- **Raw records**:
* * * * * * * * *
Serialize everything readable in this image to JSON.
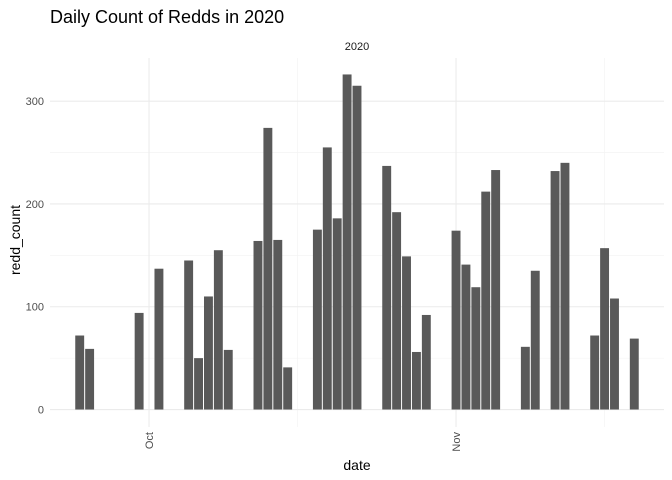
{
  "chart_data": {
    "type": "bar",
    "title": "Daily Count of Redds in 2020",
    "facet_label": "2020",
    "xlabel": "date",
    "ylabel": "redd_count",
    "x_range": [
      "2020-09-21",
      "2020-11-22"
    ],
    "ylim": [
      -17,
      342
    ],
    "y_ticks": [
      0,
      100,
      200,
      300
    ],
    "x_ticks": [
      {
        "label": "Oct",
        "date": "2020-10-01"
      },
      {
        "label": "Nov",
        "date": "2020-11-01"
      }
    ],
    "x_minor_ticks": [
      "2020-09-16",
      "2020-10-16",
      "2020-11-16"
    ],
    "bar_color": "#595959",
    "grid": true,
    "bars": [
      {
        "date": "2020-09-24",
        "value": 72
      },
      {
        "date": "2020-09-25",
        "value": 59
      },
      {
        "date": "2020-09-30",
        "value": 94
      },
      {
        "date": "2020-10-02",
        "value": 137
      },
      {
        "date": "2020-10-05",
        "value": 145
      },
      {
        "date": "2020-10-06",
        "value": 50
      },
      {
        "date": "2020-10-07",
        "value": 110
      },
      {
        "date": "2020-10-08",
        "value": 155
      },
      {
        "date": "2020-10-09",
        "value": 58
      },
      {
        "date": "2020-10-12",
        "value": 164
      },
      {
        "date": "2020-10-13",
        "value": 274
      },
      {
        "date": "2020-10-14",
        "value": 165
      },
      {
        "date": "2020-10-15",
        "value": 41
      },
      {
        "date": "2020-10-18",
        "value": 175
      },
      {
        "date": "2020-10-19",
        "value": 255
      },
      {
        "date": "2020-10-20",
        "value": 186
      },
      {
        "date": "2020-10-21",
        "value": 326
      },
      {
        "date": "2020-10-22",
        "value": 315
      },
      {
        "date": "2020-10-25",
        "value": 237
      },
      {
        "date": "2020-10-26",
        "value": 192
      },
      {
        "date": "2020-10-27",
        "value": 149
      },
      {
        "date": "2020-10-28",
        "value": 56
      },
      {
        "date": "2020-10-29",
        "value": 92
      },
      {
        "date": "2020-11-01",
        "value": 174
      },
      {
        "date": "2020-11-02",
        "value": 141
      },
      {
        "date": "2020-11-03",
        "value": 119
      },
      {
        "date": "2020-11-04",
        "value": 212
      },
      {
        "date": "2020-11-05",
        "value": 233
      },
      {
        "date": "2020-11-08",
        "value": 61
      },
      {
        "date": "2020-11-09",
        "value": 135
      },
      {
        "date": "2020-11-11",
        "value": 232
      },
      {
        "date": "2020-11-12",
        "value": 240
      },
      {
        "date": "2020-11-15",
        "value": 72
      },
      {
        "date": "2020-11-16",
        "value": 157
      },
      {
        "date": "2020-11-17",
        "value": 108
      },
      {
        "date": "2020-11-19",
        "value": 69
      }
    ]
  }
}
* * * * * * * * *
- **Written request**:
Leave the pictures out, and print every line of the listing exactly as written.

- **Output of the exercise**:
Serialize everything readable in this image to JSON.
{
  "chart_data": {
    "type": "bar",
    "title": "Daily Count of Redds in 2020",
    "facet_label": "2020",
    "xlabel": "date",
    "ylabel": "redd_count",
    "x_range": [
      "2020-09-21",
      "2020-11-22"
    ],
    "ylim": [
      -17,
      342
    ],
    "y_ticks": [
      0,
      100,
      200,
      300
    ],
    "x_ticks": [
      {
        "label": "Oct",
        "date": "2020-10-01"
      },
      {
        "label": "Nov",
        "date": "2020-11-01"
      }
    ],
    "x_minor_ticks": [
      "2020-09-16",
      "2020-10-16",
      "2020-11-16"
    ],
    "bar_color": "#595959",
    "grid": true,
    "bars": [
      {
        "date": "2020-09-24",
        "value": 72
      },
      {
        "date": "2020-09-25",
        "value": 59
      },
      {
        "date": "2020-09-30",
        "value": 94
      },
      {
        "date": "2020-10-02",
        "value": 137
      },
      {
        "date": "2020-10-05",
        "value": 145
      },
      {
        "date": "2020-10-06",
        "value": 50
      },
      {
        "date": "2020-10-07",
        "value": 110
      },
      {
        "date": "2020-10-08",
        "value": 155
      },
      {
        "date": "2020-10-09",
        "value": 58
      },
      {
        "date": "2020-10-12",
        "value": 164
      },
      {
        "date": "2020-10-13",
        "value": 274
      },
      {
        "date": "2020-10-14",
        "value": 165
      },
      {
        "date": "2020-10-15",
        "value": 41
      },
      {
        "date": "2020-10-18",
        "value": 175
      },
      {
        "date": "2020-10-19",
        "value": 255
      },
      {
        "date": "2020-10-20",
        "value": 186
      },
      {
        "date": "2020-10-21",
        "value": 326
      },
      {
        "date": "2020-10-22",
        "value": 315
      },
      {
        "date": "2020-10-25",
        "value": 237
      },
      {
        "date": "2020-10-26",
        "value": 192
      },
      {
        "date": "2020-10-27",
        "value": 149
      },
      {
        "date": "2020-10-28",
        "value": 56
      },
      {
        "date": "2020-10-29",
        "value": 92
      },
      {
        "date": "2020-11-01",
        "value": 174
      },
      {
        "date": "2020-11-02",
        "value": 141
      },
      {
        "date": "2020-11-03",
        "value": 119
      },
      {
        "date": "2020-11-04",
        "value": 212
      },
      {
        "date": "2020-11-05",
        "value": 233
      },
      {
        "date": "2020-11-08",
        "value": 61
      },
      {
        "date": "2020-11-09",
        "value": 135
      },
      {
        "date": "2020-11-11",
        "value": 232
      },
      {
        "date": "2020-11-12",
        "value": 240
      },
      {
        "date": "2020-11-15",
        "value": 72
      },
      {
        "date": "2020-11-16",
        "value": 157
      },
      {
        "date": "2020-11-17",
        "value": 108
      },
      {
        "date": "2020-11-19",
        "value": 69
      }
    ]
  }
}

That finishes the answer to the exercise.